Transcribe each record below word for word.

## Begin DATASET RECORDS

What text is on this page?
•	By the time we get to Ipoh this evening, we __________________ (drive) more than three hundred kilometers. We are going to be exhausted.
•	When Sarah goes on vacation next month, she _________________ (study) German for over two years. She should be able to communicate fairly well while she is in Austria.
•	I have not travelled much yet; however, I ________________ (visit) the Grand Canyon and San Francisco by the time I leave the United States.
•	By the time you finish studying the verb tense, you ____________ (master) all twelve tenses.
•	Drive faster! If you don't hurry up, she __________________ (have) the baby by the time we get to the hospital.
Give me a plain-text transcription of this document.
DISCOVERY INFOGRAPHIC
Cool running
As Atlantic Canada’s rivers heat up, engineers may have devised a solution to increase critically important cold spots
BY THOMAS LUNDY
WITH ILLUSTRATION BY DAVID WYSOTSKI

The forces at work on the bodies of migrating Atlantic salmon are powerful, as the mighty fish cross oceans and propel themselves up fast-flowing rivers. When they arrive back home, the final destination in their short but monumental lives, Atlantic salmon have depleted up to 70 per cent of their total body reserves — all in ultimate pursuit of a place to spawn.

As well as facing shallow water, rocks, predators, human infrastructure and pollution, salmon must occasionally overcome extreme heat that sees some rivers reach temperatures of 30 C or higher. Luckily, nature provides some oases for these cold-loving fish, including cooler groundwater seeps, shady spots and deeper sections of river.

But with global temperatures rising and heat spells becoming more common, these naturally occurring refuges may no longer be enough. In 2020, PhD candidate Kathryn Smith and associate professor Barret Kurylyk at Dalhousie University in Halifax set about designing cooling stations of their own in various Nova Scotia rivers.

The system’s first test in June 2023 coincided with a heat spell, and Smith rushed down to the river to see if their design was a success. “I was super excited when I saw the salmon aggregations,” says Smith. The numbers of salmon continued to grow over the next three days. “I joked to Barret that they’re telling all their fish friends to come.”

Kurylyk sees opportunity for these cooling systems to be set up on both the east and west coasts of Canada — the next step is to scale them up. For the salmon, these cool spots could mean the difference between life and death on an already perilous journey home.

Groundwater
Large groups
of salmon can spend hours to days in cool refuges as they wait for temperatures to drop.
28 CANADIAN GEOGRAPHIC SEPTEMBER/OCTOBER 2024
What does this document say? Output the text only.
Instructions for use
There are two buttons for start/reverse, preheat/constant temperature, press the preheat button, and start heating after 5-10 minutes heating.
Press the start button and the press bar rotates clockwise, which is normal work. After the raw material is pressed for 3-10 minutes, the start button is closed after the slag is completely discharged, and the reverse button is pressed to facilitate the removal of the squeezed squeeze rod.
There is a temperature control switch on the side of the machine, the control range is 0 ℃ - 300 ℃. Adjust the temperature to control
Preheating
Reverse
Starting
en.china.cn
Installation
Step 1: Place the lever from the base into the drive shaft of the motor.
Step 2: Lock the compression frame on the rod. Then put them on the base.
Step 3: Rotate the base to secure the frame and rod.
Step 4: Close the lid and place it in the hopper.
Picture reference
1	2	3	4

## End DATASET RECORDS

(COMPLETED EXERCISE):
What text is on this page?
•	By the time we get to Ipoh this evening, we __________________ (drive) more than three hundred kilometers. We are going to be exhausted.
•	When Sarah goes on vacation next month, she _________________ (study) German for over two years. She should be able to communicate fairly well while she is in Austria.
•	I have not travelled much yet; however, I ________________ (visit) the Grand Canyon and San Francisco by the time I leave the United States.
•	By the time you finish studying the verb tense, you ____________ (master) all twelve tenses.
•	Drive faster! If you don't hurry up, she __________________ (have) the baby by the time we get to the hospital.
Give me a plain-text transcription of this document.
DISCOVERY INFOGRAPHIC
Cool running
As Atlantic Canada’s rivers heat up, engineers may have devised a solution to increase critically important cold spots
BY THOMAS LUNDY
WITH ILLUSTRATION BY DAVID WYSOTSKI

The forces at work on the bodies of migrating Atlantic salmon are powerful, as the mighty fish cross oceans and propel themselves up fast-flowing rivers. When they arrive back home, the final destination in their short but monumental lives, Atlantic salmon have depleted up to 70 per cent of their total body reserves — all in ultimate pursuit of a place to spawn.

As well as facing shallow water, rocks, predators, human infrastructure and pollution, salmon must occasionally overcome extreme heat that sees some rivers reach temperatures of 30 C or higher. Luckily, nature provides some oases for these cold-loving fish, including cooler groundwater seeps, shady spots and deeper sections of river.

But with global temperatures rising and heat spells becoming more common, these naturally occurring refuges may no longer be enough. In 2020, PhD candidate Kathryn Smith and associate professor Barret Kurylyk at Dalhousie University in Halifax set about designing cooling stations of their own in various Nova Scotia rivers.

The system’s first test in June 2023 coincided with a heat spell, and Smith rushed down to the river to see if their design was a success. “I was super excited when I saw the salmon aggregations,” says Smith. The numbers of salmon continued to grow over the next three days. “I joked to Barret that they’re telling all their fish friends to come.”

Kurylyk sees opportunity for these cooling systems to be set up on both the east and west coasts of Canada — the next step is to scale them up. For the salmon, these cool spots could mean the difference between life and death on an already perilous journey home.

Groundwater
Large groups
of salmon can spend hours to days in cool refuges as they wait for temperatures to drop.
28 CANADIAN GEOGRAPHIC SEPTEMBER/OCTOBER 2024
What does this document say? Output the text only.
Instructions for use
There are two buttons for start/reverse, preheat/constant temperature, press the preheat button, and start heating after 5-10 minutes heating.
Press the start button and the press bar rotates clockwise, which is normal work. After the raw material is pressed for 3-10 minutes, the start button is closed after the slag is completely discharged, and the reverse button is pressed to facilitate the removal of the squeezed squeeze rod.
There is a temperature control switch on the side of the machine, the control range is 0 ℃ - 300 ℃. Adjust the temperature to control
Preheating
Reverse
Starting
en.china.cn
Installation
Step 1: Place the lever from the base into the drive shaft of the motor.
Step 2: Lock the compression frame on the rod. Then put them on the base.
Step 3: Rotate the base to secure the frame and rod.
Step 4: Close the lid and place it in the hopper.
Picture reference
1	2	3	4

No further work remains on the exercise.